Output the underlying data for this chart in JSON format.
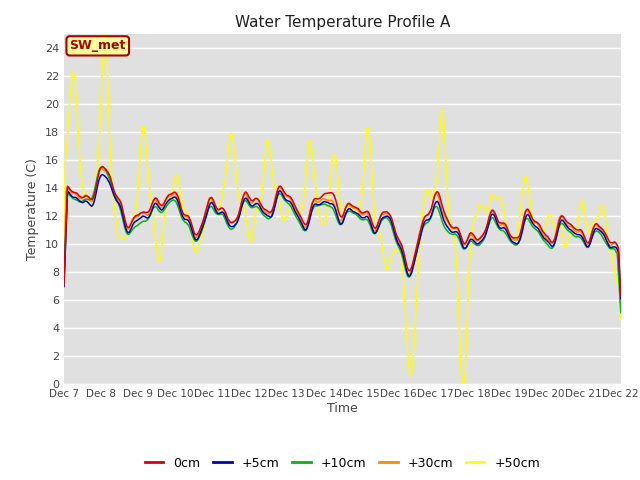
{
  "title": "Water Temperature Profile A",
  "xlabel": "Time",
  "ylabel": "Temperature (C)",
  "ylim": [
    0,
    25
  ],
  "yticks": [
    0,
    2,
    4,
    6,
    8,
    10,
    12,
    14,
    16,
    18,
    20,
    22,
    24
  ],
  "plot_bg_color": "#e0e0e0",
  "annotation_text": "SW_met",
  "annotation_color": "#aa0000",
  "annotation_bg": "#ffff99",
  "colors": {
    "0cm": "#dd0000",
    "+5cm": "#0000cc",
    "+10cm": "#00bb00",
    "+30cm": "#ff8800",
    "+50cm": "#ffff00"
  },
  "lw": 1.1,
  "xtick_labels": [
    "Dec 7",
    "Dec 8",
    "Dec 9",
    "Dec 10",
    "Dec 11",
    "Dec 12",
    "Dec 13",
    "Dec 14",
    "Dec 15",
    "Dec 16",
    "Dec 17",
    "Dec 18",
    "Dec 19",
    "Dec 20",
    "Dec 21",
    "Dec 22"
  ]
}
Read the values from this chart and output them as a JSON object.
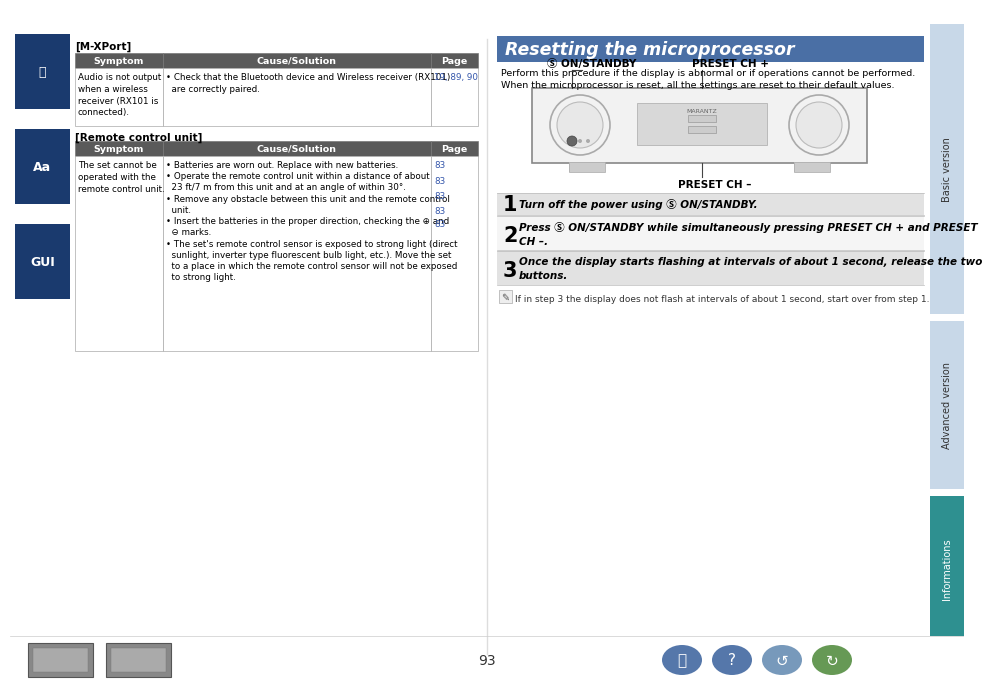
{
  "bg_color": "#ffffff",
  "title_bg": "#4a6fa5",
  "title_text": "Resetting the microprocessor",
  "title_color": "#ffffff",
  "header_bg": "#5a5a5a",
  "header_text_color": "#ffffff",
  "mxport_label": "[M-XPort]",
  "remote_label": "[Remote control unit]",
  "table1_headers": [
    "Symptom",
    "Cause/Solution",
    "Page"
  ],
  "table1_symptom": "Audio is not output\nwhen a wireless\nreceiver (RX101 is\nconnected).",
  "table1_cause": "• Check that the Bluetooth device and Wireless receiver (RX101)\n  are correctly paired.",
  "table1_page": "19, 89, 90",
  "table2_headers": [
    "Symptom",
    "Cause/Solution",
    "Page"
  ],
  "table2_symptom": "The set cannot be\noperated with the\nremote control unit.",
  "table2_causes": [
    "• Batteries are worn out. Replace with new batteries.",
    "• Operate the remote control unit within a distance of about\n  23 ft/7 m from this unit and at an angle of within 30°.",
    "• Remove any obstacle between this unit and the remote control\n  unit.",
    "• Insert the batteries in the proper direction, checking the ⊕ and\n  ⊖ marks.",
    "• The set's remote control sensor is exposed to strong light (direct\n  sunlight, inverter type fluorescent bulb light, etc.). Move the set\n  to a place in which the remote control sensor will not be exposed\n  to strong light."
  ],
  "table2_pages": [
    "83",
    "83",
    "83",
    "83",
    "83"
  ],
  "intro_text": "Perform this procedure if the display is abnormal or if operations cannot be performed.\nWhen the microprocessor is reset, all the settings are reset to their default values.",
  "label_onstandby": "Ⓢ ON/STANDBY",
  "label_presetch_plus": "PRESET CH +",
  "label_presetch_minus": "PRESET CH –",
  "step1_text_normal": "Turn off the power using ",
  "step1_text_bold": "Ⓢ ON/STANDBY.",
  "step2_line1": "Press Ⓢ ON/STANDBY while simultaneously pressing PRESET CH + and PRESET",
  "step2_line2": "CH –.",
  "step3_line1": "Once the display starts flashing at intervals of about 1 second, release the two",
  "step3_line2": "buttons.",
  "note_text": "If in step 3 the display does not flash at intervals of about 1 second, start over from step 1.",
  "page_number": "93",
  "link_color": "#3355aa"
}
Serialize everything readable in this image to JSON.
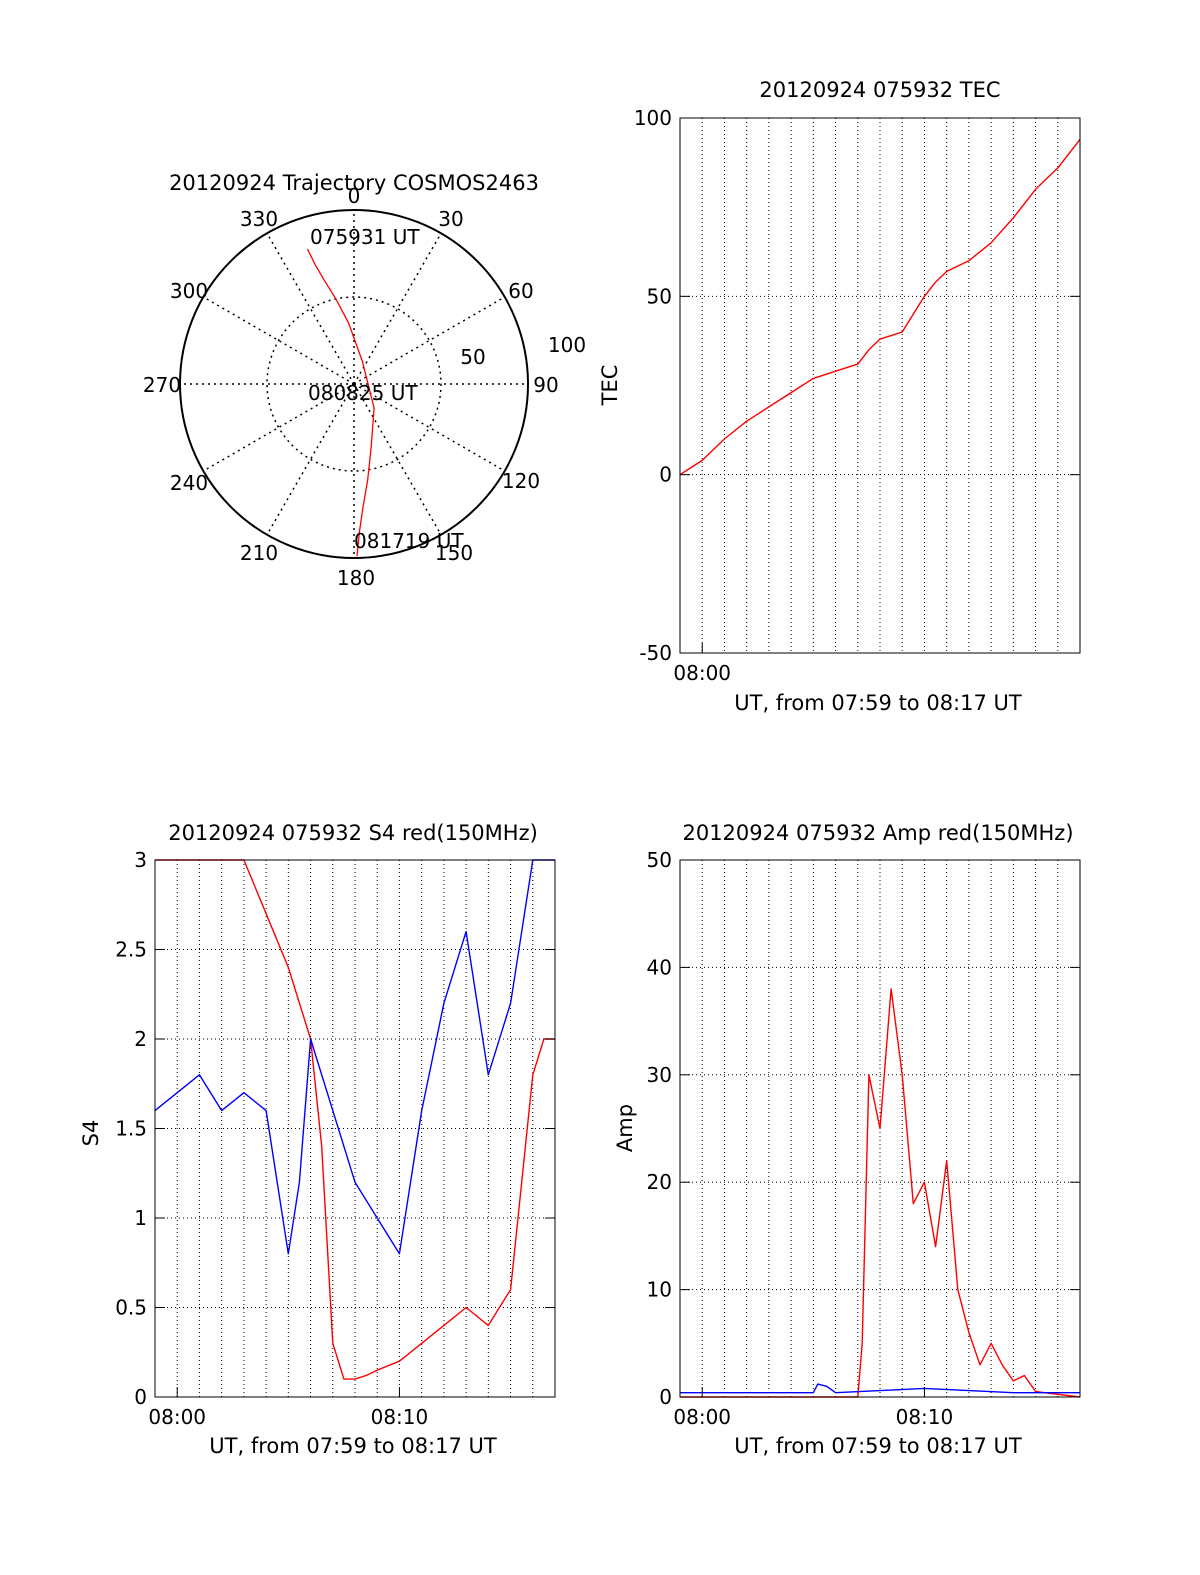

▸ THE PROBLEM
State how many lines of the material contain the string "ffffff", with no other words.

▸ SOLUTION TO THIS EXERCISE
3